** start **

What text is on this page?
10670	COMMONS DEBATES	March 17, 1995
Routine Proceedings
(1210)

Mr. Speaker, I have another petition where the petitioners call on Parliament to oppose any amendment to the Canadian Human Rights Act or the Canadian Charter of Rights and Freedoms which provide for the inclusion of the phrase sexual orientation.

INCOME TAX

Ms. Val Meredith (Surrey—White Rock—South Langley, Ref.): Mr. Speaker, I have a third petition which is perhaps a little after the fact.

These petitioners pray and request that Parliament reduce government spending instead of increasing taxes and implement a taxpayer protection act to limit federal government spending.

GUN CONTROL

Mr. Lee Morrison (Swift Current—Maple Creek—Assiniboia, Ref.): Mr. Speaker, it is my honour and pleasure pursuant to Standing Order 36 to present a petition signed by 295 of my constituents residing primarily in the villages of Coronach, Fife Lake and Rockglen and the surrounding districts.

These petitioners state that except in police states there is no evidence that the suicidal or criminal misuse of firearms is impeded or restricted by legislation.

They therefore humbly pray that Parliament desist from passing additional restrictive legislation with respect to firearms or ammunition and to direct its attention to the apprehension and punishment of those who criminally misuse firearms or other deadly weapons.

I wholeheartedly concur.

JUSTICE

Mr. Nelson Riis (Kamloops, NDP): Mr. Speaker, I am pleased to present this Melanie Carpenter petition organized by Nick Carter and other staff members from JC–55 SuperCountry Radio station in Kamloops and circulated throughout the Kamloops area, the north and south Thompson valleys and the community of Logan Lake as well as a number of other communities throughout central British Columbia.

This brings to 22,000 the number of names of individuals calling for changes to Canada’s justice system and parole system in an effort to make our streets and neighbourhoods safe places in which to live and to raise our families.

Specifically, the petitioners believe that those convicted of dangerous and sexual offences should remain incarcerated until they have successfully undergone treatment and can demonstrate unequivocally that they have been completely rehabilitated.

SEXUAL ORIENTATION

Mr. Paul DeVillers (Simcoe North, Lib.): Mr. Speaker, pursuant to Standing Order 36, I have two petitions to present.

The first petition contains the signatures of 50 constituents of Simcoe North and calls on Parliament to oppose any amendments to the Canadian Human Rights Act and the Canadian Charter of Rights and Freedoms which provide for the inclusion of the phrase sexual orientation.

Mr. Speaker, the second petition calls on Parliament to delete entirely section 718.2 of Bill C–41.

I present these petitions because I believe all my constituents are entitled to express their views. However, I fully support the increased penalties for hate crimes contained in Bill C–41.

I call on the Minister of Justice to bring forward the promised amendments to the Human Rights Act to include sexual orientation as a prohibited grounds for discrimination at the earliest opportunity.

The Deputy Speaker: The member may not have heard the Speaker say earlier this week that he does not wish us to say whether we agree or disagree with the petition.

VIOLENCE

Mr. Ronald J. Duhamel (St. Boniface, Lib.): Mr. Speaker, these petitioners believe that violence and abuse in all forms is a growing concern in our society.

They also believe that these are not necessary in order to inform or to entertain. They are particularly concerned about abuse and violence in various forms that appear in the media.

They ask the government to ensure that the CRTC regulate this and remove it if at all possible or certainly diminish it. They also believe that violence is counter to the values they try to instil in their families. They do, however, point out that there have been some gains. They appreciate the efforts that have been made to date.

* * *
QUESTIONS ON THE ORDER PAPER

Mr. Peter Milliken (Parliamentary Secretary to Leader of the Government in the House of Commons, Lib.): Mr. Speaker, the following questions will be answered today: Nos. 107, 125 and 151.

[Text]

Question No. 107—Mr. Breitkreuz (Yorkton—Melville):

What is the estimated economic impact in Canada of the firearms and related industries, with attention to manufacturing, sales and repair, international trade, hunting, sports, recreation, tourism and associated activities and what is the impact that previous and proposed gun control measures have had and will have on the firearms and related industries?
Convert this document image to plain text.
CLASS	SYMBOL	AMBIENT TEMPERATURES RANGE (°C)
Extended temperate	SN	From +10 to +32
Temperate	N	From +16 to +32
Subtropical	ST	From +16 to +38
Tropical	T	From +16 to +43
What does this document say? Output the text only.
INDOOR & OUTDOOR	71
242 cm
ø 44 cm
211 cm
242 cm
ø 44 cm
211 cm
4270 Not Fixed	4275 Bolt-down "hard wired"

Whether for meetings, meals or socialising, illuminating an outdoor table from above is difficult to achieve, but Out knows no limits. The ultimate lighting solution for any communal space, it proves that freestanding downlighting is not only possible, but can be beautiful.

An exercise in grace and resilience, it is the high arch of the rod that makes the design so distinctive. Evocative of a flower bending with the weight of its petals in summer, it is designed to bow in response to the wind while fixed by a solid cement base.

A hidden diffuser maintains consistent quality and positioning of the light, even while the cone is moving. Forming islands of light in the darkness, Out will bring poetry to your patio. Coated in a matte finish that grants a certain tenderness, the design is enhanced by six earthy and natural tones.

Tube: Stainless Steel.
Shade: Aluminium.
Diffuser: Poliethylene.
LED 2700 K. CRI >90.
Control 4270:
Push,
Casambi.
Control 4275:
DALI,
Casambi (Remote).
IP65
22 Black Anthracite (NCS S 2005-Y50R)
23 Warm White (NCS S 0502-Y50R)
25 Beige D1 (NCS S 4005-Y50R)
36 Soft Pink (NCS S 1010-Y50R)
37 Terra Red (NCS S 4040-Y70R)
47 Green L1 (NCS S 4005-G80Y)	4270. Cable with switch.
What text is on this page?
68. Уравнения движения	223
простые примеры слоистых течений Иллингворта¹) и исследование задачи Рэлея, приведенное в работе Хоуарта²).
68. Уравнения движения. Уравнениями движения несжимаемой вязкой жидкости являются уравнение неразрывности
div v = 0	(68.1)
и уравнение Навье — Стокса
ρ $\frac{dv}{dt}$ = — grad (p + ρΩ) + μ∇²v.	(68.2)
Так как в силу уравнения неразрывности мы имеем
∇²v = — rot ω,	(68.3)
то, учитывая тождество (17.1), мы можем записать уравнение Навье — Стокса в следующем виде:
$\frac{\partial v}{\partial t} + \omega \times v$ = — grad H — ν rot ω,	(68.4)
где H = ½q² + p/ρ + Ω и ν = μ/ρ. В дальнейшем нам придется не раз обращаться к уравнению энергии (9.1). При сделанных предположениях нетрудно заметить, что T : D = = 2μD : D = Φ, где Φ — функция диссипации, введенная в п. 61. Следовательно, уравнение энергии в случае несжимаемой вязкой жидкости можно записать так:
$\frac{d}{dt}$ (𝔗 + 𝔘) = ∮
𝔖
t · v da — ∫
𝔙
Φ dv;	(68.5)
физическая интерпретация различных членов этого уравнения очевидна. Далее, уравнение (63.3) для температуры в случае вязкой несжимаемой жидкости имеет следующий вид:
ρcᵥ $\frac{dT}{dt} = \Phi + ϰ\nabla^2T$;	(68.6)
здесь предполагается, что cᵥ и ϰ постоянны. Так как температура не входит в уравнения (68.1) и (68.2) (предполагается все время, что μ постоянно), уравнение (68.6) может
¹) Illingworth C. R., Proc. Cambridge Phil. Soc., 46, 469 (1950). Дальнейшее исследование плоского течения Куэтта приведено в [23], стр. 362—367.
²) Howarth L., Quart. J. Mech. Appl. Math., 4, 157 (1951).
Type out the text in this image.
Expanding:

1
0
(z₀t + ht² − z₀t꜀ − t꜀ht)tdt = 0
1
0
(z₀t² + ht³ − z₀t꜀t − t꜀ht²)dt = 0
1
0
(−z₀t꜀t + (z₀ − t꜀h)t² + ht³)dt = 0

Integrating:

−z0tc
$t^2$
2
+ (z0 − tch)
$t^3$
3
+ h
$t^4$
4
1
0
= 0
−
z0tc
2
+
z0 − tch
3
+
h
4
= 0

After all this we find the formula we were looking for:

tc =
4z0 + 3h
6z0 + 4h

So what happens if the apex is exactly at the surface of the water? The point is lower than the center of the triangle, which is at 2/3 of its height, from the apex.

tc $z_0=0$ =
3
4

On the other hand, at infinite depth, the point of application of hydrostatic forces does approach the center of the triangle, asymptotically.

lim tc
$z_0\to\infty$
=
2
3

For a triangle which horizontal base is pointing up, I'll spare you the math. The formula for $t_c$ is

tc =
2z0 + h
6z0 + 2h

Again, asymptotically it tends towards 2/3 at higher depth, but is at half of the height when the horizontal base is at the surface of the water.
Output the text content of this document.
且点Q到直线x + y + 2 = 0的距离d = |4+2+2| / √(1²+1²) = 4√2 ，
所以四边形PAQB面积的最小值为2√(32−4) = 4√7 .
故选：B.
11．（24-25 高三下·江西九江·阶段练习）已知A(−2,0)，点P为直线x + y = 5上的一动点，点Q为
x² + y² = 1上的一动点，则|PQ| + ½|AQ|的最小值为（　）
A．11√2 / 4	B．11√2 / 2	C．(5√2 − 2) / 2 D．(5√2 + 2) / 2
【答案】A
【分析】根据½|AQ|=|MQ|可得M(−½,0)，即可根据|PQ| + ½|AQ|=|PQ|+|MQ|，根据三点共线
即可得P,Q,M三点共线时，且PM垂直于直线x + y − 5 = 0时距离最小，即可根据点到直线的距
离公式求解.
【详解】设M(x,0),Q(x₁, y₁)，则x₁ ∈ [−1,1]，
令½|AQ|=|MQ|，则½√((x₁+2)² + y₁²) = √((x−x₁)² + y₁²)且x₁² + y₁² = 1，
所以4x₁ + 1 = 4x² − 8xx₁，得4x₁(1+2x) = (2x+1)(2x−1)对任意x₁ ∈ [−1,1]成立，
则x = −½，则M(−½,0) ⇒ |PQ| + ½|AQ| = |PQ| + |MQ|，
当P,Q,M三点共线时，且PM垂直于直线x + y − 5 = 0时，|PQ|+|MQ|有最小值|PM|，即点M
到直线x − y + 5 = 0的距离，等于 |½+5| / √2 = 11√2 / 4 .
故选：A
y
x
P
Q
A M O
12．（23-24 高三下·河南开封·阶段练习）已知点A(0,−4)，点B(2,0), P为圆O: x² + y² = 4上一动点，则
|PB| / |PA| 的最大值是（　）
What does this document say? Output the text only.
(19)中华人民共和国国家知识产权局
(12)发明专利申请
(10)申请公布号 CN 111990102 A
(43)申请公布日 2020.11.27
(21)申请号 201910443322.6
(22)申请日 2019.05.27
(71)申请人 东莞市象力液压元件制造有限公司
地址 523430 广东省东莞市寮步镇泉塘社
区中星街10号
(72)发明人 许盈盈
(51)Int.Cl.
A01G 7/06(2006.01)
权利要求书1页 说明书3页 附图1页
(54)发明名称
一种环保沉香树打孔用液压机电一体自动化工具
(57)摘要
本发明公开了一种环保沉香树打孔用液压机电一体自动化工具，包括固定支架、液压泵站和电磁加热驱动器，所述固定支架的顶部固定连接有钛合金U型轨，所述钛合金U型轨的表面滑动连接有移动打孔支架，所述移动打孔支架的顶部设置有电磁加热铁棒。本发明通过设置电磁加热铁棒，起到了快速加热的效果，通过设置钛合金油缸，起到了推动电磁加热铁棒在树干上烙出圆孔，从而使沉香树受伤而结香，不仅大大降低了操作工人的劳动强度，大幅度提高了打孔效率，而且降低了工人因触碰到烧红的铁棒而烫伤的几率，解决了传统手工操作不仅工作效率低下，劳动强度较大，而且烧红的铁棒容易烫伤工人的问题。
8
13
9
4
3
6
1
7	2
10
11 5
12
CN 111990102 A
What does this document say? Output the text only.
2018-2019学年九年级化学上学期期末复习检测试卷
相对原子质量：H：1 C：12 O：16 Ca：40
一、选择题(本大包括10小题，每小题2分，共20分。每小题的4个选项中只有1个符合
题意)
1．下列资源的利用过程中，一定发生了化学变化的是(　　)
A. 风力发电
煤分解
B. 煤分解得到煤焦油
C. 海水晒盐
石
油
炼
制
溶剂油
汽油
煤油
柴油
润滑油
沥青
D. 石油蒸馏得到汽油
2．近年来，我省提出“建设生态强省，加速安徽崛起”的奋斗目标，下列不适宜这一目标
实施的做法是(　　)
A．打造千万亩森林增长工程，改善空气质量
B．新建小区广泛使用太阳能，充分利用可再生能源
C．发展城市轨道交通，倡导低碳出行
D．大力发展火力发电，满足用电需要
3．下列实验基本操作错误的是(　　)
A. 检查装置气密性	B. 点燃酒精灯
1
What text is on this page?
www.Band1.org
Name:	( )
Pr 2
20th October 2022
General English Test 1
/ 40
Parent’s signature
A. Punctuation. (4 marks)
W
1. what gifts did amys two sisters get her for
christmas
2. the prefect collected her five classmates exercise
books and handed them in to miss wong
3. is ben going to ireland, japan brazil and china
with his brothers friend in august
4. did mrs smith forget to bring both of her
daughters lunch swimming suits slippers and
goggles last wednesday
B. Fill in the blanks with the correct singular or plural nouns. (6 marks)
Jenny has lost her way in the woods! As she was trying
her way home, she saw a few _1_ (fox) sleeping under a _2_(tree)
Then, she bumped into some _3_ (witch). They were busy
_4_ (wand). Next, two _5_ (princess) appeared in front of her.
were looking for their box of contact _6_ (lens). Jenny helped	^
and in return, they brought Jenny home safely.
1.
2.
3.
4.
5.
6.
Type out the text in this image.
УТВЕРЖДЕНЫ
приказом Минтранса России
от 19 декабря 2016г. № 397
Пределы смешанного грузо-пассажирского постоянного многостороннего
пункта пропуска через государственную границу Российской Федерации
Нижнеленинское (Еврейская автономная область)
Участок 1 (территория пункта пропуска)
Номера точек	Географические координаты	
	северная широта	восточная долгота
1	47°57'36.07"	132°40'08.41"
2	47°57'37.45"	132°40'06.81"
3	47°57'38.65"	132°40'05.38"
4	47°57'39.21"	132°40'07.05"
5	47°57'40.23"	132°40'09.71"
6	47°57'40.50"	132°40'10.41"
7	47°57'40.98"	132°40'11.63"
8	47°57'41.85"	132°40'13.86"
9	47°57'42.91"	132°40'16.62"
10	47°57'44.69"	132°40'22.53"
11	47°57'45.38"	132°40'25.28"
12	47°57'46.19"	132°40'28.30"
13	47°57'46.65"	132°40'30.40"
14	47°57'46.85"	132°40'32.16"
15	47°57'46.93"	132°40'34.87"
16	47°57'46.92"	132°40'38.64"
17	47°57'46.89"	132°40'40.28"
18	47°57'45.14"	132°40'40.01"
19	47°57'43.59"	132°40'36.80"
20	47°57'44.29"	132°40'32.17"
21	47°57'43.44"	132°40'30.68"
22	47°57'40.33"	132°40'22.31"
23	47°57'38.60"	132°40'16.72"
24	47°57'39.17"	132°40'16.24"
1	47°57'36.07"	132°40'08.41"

** end **

▶ [Problem requirements]
From the data above, pick out each line containing "marks" and copy it.

▶ [Solution to this task]
A. Punctuation. (4 marks)
B. Fill in the blanks with the correct singular or plural nouns. (6 marks)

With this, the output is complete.